Figure record extracts:
++++++++++++++++++++

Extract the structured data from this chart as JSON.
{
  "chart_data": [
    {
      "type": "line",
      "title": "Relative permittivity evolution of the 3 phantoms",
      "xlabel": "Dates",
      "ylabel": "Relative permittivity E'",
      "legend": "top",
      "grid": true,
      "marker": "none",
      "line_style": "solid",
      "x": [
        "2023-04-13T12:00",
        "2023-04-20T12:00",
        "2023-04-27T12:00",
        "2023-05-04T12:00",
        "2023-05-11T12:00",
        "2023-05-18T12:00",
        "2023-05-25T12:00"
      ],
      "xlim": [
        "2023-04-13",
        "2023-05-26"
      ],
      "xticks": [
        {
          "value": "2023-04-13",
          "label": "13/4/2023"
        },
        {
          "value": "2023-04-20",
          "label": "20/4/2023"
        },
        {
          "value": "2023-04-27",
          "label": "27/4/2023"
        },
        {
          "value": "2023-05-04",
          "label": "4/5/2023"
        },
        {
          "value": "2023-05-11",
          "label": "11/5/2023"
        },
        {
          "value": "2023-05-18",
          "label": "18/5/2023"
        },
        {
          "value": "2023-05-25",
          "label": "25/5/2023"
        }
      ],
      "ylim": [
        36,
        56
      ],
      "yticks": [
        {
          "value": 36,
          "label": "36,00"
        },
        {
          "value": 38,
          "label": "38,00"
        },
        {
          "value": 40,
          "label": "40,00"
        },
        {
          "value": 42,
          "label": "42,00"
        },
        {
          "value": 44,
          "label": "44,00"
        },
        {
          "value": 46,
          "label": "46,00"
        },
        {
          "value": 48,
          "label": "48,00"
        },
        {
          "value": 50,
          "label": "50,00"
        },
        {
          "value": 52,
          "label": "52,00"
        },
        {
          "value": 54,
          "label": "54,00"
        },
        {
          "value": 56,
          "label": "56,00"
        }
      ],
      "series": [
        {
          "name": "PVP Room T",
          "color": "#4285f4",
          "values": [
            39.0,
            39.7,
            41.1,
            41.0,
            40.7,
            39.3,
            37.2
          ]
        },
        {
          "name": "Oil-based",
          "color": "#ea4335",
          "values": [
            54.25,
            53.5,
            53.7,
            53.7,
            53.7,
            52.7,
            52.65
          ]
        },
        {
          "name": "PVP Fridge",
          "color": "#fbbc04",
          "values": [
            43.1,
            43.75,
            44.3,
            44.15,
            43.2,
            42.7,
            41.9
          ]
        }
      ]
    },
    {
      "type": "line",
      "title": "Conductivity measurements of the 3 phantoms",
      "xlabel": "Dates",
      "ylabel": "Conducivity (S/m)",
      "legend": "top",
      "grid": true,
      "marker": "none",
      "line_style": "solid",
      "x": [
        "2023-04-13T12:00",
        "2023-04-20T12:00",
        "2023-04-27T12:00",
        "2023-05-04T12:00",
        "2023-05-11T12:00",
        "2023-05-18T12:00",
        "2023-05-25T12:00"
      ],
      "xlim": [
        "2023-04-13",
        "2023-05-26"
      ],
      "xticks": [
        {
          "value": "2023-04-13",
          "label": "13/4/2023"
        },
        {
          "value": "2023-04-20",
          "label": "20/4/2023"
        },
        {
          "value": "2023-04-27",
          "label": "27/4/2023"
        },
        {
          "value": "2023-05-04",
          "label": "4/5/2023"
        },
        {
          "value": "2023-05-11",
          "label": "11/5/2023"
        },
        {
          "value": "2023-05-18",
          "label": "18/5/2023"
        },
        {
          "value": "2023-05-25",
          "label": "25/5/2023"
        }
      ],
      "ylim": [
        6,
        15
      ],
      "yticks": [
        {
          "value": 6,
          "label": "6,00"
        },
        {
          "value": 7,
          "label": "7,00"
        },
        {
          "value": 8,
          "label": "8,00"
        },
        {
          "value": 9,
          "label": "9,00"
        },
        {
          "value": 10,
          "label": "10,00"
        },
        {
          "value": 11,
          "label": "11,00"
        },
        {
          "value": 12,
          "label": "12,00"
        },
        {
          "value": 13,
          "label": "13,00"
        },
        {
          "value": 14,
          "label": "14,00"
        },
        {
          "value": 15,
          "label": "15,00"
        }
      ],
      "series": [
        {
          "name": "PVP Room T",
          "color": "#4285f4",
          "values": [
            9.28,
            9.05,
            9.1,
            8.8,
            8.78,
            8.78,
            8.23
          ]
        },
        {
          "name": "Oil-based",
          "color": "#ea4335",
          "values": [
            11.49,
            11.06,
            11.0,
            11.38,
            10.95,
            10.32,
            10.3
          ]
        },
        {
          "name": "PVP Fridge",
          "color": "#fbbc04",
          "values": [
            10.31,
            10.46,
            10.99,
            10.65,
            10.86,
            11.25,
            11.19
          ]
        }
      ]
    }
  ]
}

++++++++++++++++++++

TASK REQUIREMENTS
From the listing above, reproduce all the lines exactly.

EXERCISE RESPONSE
Extract the structured data from this chart as JSON.
{
  "chart_data": [
    {
      "type": "line",
      "title": "Relative permittivity evolution of the 3 phantoms",
      "xlabel": "Dates",
      "ylabel": "Relative permittivity E'",
      "legend": "top",
      "grid": true,
      "marker": "none",
      "line_style": "solid",
      "x": [
        "2023-04-13T12:00",
        "2023-04-20T12:00",
        "2023-04-27T12:00",
        "2023-05-04T12:00",
        "2023-05-11T12:00",
        "2023-05-18T12:00",
        "2023-05-25T12:00"
      ],
      "xlim": [
        "2023-04-13",
        "2023-05-26"
      ],
      "xticks": [
        {
          "value": "2023-04-13",
          "label": "13/4/2023"
        },
        {
          "value": "2023-04-20",
          "label": "20/4/2023"
        },
        {
          "value": "2023-04-27",
          "label": "27/4/2023"
        },
        {
          "value": "2023-05-04",
          "label": "4/5/2023"
        },
        {
          "value": "2023-05-11",
          "label": "11/5/2023"
        },
        {
          "value": "2023-05-18",
          "label": "18/5/2023"
        },
        {
          "value": "2023-05-25",
          "label": "25/5/2023"
        }
      ],
      "ylim": [
        36,
        56
      ],
      "yticks": [
        {
          "value": 36,
          "label": "36,00"
        },
        {
          "value": 38,
          "label": "38,00"
        },
        {
          "value": 40,
          "label": "40,00"
        },
        {
          "value": 42,
          "label": "42,00"
        },
        {
          "value": 44,
          "label": "44,00"
        },
        {
          "value": 46,
          "label": "46,00"
        },
        {
          "value": 48,
          "label": "48,00"
        },
        {
          "value": 50,
          "label": "50,00"
        },
        {
          "value": 52,
          "label": "52,00"
        },
        {
          "value": 54,
          "label": "54,00"
        },
        {
          "value": 56,
          "label": "56,00"
        }
      ],
      "series": [
        {
          "name": "PVP Room T",
          "color": "#4285f4",
          "values": [
            39.0,
            39.7,
            41.1,
            41.0,
            40.7,
            39.3,
            37.2
          ]
        },
        {
          "name": "Oil-based",
          "color": "#ea4335",
          "values": [
            54.25,
            53.5,
            53.7,
            53.7,
            53.7,
            52.7,
            52.65
          ]
        },
        {
          "name": "PVP Fridge",
          "color": "#fbbc04",
          "values": [
            43.1,
            43.75,
            44.3,
            44.15,
            43.2,
            42.7,
            41.9
          ]
        }
      ]
    },
    {
      "type": "line",
      "title": "Conductivity measurements of the 3 phantoms",
      "xlabel": "Dates",
      "ylabel": "Conducivity (S/m)",
      "legend": "top",
      "grid": true,
      "marker": "none",
      "line_style": "solid",
      "x": [
        "2023-04-13T12:00",
        "2023-04-20T12:00",
        "2023-04-27T12:00",
        "2023-05-04T12:00",
        "2023-05-11T12:00",
        "2023-05-18T12:00",
        "2023-05-25T12:00"
      ],
      "xlim": [
        "2023-04-13",
        "2023-05-26"
      ],
      "xticks": [
        {
          "value": "2023-04-13",
          "label": "13/4/2023"
        },
        {
          "value": "2023-04-20",
          "label": "20/4/2023"
        },
        {
          "value": "2023-04-27",
          "label": "27/4/2023"
        },
        {
          "value": "2023-05-04",
          "label": "4/5/2023"
        },
        {
          "value": "2023-05-11",
          "label": "11/5/2023"
        },
        {
          "value": "2023-05-18",
          "label": "18/5/2023"
        },
        {
          "value": "2023-05-25",
          "label": "25/5/2023"
        }
      ],
      "ylim": [
        6,
        15
      ],
      "yticks": [
        {
          "value": 6,
          "label": "6,00"
        },
        {
          "value": 7,
          "label": "7,00"
        },
        {
          "value": 8,
          "label": "8,00"
        },
        {
          "value": 9,
          "label": "9,00"
        },
        {
          "value": 10,
          "label": "10,00"
        },
        {
          "value": 11,
          "label": "11,00"
        },
        {
          "value": 12,
          "label": "12,00"
        },
        {
          "value": 13,
          "label": "13,00"
        },
        {
          "value": 14,
          "label": "14,00"
        },
        {
          "value": 15,
          "label": "15,00"
        }
      ],
      "series": [
        {
          "name": "PVP Room T",
          "color": "#4285f4",
          "values": [
            9.28,
            9.05,
            9.1,
            8.8,
            8.78,
            8.78,
            8.23
          ]
        },
        {
          "name": "Oil-based",
          "color": "#ea4335",
          "values": [
            11.49,
            11.06,
            11.0,
            11.38,
            10.95,
            10.32,
            10.3
          ]
        },
        {
          "name": "PVP Fridge",
          "color": "#fbbc04",
          "values": [
            10.31,
            10.46,
            10.99,
            10.65,
            10.86,
            11.25,
            11.19
          ]
        }
      ]
    }
  ]
}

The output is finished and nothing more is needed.